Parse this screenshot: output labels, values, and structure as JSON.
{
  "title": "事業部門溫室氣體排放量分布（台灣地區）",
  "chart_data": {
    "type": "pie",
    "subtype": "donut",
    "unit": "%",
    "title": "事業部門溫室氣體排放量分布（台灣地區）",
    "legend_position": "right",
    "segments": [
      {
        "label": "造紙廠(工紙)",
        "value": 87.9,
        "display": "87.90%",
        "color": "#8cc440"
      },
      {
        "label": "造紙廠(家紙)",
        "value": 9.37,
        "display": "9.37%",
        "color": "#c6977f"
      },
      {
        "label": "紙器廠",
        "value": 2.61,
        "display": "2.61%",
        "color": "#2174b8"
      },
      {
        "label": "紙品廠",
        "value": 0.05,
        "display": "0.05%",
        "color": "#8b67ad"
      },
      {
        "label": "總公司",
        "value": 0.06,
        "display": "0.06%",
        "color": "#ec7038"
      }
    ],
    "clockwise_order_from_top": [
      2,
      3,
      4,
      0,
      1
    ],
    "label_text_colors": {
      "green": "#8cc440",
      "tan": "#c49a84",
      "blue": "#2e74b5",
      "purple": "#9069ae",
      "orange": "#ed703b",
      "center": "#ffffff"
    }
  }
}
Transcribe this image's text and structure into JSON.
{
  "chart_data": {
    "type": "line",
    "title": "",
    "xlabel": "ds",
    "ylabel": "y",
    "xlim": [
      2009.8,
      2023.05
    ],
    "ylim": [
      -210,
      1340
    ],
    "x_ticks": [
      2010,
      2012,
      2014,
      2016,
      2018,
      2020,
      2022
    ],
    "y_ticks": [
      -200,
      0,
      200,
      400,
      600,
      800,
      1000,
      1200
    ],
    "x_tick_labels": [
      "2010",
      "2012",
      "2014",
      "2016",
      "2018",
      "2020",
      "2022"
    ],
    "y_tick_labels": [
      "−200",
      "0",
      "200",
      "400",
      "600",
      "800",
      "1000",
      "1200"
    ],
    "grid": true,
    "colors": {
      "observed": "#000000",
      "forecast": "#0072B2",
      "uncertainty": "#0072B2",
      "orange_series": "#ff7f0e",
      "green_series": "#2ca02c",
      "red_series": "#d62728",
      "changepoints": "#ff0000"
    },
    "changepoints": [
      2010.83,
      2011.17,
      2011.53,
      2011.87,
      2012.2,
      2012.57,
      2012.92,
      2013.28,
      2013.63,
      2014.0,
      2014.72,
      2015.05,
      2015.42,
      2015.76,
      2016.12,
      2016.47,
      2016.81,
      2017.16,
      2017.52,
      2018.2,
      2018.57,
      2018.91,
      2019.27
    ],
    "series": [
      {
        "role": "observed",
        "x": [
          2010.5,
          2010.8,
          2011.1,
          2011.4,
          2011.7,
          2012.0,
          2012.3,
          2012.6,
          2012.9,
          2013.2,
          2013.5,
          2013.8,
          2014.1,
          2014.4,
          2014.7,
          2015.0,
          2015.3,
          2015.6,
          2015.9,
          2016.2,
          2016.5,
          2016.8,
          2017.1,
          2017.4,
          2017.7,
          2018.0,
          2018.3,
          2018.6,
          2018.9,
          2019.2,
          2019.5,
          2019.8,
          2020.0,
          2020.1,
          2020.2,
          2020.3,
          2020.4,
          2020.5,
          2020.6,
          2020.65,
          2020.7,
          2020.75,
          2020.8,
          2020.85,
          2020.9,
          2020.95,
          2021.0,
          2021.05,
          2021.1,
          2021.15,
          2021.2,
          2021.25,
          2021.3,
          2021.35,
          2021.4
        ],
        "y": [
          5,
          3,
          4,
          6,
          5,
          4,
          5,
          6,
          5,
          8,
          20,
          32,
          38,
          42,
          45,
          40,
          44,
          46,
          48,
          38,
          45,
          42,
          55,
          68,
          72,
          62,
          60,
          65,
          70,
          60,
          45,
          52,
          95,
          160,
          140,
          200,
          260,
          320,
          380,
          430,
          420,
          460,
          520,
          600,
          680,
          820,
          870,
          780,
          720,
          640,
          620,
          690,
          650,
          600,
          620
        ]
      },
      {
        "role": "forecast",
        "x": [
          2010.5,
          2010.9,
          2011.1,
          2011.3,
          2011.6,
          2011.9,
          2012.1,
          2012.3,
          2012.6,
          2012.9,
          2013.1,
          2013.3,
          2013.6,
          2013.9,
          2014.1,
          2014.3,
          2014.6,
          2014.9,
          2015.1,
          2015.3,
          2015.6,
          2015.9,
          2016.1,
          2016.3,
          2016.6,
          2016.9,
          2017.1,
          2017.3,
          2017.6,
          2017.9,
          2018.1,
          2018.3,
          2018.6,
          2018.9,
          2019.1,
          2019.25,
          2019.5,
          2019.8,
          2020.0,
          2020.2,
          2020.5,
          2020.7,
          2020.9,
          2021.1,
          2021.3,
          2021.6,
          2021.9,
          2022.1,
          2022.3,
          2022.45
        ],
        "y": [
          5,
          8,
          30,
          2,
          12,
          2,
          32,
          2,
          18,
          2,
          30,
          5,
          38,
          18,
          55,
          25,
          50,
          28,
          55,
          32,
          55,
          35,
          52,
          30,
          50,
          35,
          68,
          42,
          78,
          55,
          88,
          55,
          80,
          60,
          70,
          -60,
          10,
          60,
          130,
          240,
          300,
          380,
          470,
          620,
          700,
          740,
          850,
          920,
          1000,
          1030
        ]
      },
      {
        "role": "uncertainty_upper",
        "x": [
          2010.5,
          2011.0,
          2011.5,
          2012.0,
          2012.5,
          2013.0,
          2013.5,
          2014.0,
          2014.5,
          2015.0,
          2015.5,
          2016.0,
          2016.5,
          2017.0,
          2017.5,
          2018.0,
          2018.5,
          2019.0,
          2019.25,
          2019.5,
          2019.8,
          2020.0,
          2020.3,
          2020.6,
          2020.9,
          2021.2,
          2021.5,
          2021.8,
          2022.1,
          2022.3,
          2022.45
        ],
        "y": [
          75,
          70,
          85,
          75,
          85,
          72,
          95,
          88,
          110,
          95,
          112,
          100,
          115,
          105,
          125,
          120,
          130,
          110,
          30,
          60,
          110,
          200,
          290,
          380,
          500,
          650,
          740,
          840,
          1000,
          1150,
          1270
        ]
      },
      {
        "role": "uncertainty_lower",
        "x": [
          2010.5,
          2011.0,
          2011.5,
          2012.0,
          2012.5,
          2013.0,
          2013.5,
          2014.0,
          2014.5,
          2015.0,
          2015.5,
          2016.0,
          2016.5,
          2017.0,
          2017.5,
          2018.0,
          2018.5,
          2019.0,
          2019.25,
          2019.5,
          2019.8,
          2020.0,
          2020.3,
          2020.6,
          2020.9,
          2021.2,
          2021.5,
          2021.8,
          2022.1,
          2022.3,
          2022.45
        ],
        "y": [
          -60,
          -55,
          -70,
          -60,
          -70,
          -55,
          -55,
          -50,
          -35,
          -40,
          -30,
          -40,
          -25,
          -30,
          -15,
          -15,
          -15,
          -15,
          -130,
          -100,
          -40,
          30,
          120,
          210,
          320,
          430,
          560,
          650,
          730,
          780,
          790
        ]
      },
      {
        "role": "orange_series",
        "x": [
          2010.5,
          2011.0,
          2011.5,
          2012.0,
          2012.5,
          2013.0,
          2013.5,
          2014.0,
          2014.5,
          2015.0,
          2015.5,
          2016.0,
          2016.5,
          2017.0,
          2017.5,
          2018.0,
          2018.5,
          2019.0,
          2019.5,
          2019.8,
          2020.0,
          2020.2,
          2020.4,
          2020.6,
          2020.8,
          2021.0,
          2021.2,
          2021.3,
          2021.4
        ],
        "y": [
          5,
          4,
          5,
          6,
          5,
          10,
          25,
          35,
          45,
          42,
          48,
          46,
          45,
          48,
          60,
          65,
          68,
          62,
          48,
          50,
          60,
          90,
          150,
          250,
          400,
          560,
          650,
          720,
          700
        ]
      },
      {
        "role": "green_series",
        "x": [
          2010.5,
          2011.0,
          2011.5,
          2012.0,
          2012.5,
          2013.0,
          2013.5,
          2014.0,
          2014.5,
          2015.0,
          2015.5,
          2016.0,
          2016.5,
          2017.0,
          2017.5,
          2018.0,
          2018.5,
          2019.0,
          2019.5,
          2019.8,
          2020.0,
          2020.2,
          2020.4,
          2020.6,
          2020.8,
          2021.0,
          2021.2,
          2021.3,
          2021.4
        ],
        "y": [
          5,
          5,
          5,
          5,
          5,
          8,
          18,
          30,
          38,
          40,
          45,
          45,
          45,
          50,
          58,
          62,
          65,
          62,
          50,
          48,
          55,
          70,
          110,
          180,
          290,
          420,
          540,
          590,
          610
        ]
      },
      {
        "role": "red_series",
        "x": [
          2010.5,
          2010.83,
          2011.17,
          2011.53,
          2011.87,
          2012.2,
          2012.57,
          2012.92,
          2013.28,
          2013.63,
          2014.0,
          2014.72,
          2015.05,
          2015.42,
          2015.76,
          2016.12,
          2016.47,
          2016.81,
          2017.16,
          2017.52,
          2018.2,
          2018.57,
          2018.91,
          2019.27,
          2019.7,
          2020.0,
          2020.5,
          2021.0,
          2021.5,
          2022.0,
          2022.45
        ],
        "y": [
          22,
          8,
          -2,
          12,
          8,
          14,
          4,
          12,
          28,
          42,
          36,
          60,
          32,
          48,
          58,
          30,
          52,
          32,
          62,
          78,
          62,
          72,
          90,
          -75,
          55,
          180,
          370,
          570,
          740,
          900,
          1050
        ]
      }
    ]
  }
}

Stated problem
Which lines above contain "事業部門溫室氣體排放量分布"? Show each of them.

Finished exercise
  "title": "事業部門溫室氣體排放量分布（台灣地區）",
    "title": "事業部門溫室氣體排放量分布（台灣地區）",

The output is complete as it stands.